- [The exercise]: Wherever the word "than" shows up in a line, please copy that line.

- [Provided entries]:
◆ ◆ ◆

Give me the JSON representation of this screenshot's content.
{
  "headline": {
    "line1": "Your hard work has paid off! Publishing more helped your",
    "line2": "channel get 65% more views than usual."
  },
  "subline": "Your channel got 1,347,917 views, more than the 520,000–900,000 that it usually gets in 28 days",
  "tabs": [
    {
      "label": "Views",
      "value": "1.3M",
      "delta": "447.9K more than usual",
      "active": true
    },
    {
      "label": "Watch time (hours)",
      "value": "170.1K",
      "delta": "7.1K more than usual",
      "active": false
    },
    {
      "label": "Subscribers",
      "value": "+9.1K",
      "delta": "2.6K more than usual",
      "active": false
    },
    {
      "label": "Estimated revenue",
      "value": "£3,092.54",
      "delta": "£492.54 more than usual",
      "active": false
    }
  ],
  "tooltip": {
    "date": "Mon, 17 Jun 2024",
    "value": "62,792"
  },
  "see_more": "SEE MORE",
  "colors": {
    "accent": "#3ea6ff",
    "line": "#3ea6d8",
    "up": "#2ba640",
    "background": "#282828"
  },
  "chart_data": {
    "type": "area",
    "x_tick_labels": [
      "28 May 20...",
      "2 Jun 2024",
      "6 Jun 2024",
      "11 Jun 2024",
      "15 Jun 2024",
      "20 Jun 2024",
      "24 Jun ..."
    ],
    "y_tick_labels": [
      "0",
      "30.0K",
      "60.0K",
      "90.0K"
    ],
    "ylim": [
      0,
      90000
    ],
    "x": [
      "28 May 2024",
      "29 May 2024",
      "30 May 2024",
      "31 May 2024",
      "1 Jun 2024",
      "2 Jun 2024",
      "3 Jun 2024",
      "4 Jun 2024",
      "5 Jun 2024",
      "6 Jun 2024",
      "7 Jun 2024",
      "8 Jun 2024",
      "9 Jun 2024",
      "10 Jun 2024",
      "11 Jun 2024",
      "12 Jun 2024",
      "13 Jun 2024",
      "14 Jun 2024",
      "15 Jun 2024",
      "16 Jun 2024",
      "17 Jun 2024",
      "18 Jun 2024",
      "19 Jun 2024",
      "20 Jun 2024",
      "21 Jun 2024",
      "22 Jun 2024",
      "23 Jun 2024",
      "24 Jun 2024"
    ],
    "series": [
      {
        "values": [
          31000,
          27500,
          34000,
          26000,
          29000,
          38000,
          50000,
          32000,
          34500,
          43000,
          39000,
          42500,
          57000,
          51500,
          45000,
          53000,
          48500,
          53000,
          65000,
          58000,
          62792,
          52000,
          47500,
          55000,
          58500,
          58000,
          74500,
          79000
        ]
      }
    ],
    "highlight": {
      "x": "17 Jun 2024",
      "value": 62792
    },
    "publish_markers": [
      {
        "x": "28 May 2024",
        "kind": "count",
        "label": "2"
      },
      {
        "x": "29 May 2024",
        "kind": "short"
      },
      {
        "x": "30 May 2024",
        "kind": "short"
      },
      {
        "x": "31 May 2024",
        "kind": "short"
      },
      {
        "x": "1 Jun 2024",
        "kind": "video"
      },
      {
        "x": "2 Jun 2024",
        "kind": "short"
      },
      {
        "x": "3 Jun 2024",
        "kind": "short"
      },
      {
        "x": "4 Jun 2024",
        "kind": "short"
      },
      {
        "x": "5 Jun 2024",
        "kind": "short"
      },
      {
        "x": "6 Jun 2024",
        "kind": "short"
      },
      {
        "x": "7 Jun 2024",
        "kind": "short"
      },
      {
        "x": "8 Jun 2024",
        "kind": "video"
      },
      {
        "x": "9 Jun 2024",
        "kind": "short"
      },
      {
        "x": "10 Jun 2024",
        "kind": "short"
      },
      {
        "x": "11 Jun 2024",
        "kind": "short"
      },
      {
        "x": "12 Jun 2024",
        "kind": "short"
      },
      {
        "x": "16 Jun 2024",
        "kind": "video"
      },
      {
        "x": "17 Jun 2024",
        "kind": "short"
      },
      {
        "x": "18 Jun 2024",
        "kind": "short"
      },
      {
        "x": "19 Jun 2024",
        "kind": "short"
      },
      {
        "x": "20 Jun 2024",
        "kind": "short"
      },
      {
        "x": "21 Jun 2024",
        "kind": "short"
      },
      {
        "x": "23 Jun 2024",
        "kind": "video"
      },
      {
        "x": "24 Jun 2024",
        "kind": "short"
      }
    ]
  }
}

◆ ◆ ◆

- [Written reply]:
    "line2": "channel get 65% more views than usual."
  "subline": "Your channel got 1,347,917 views, more than the 520,000–900,000 that it usually gets in 28 days",
      "delta": "447.9K more than usual",
      "delta": "7.1K more than usual",
      "delta": "2.6K more than usual",
      "delta": "£492.54 more than usual",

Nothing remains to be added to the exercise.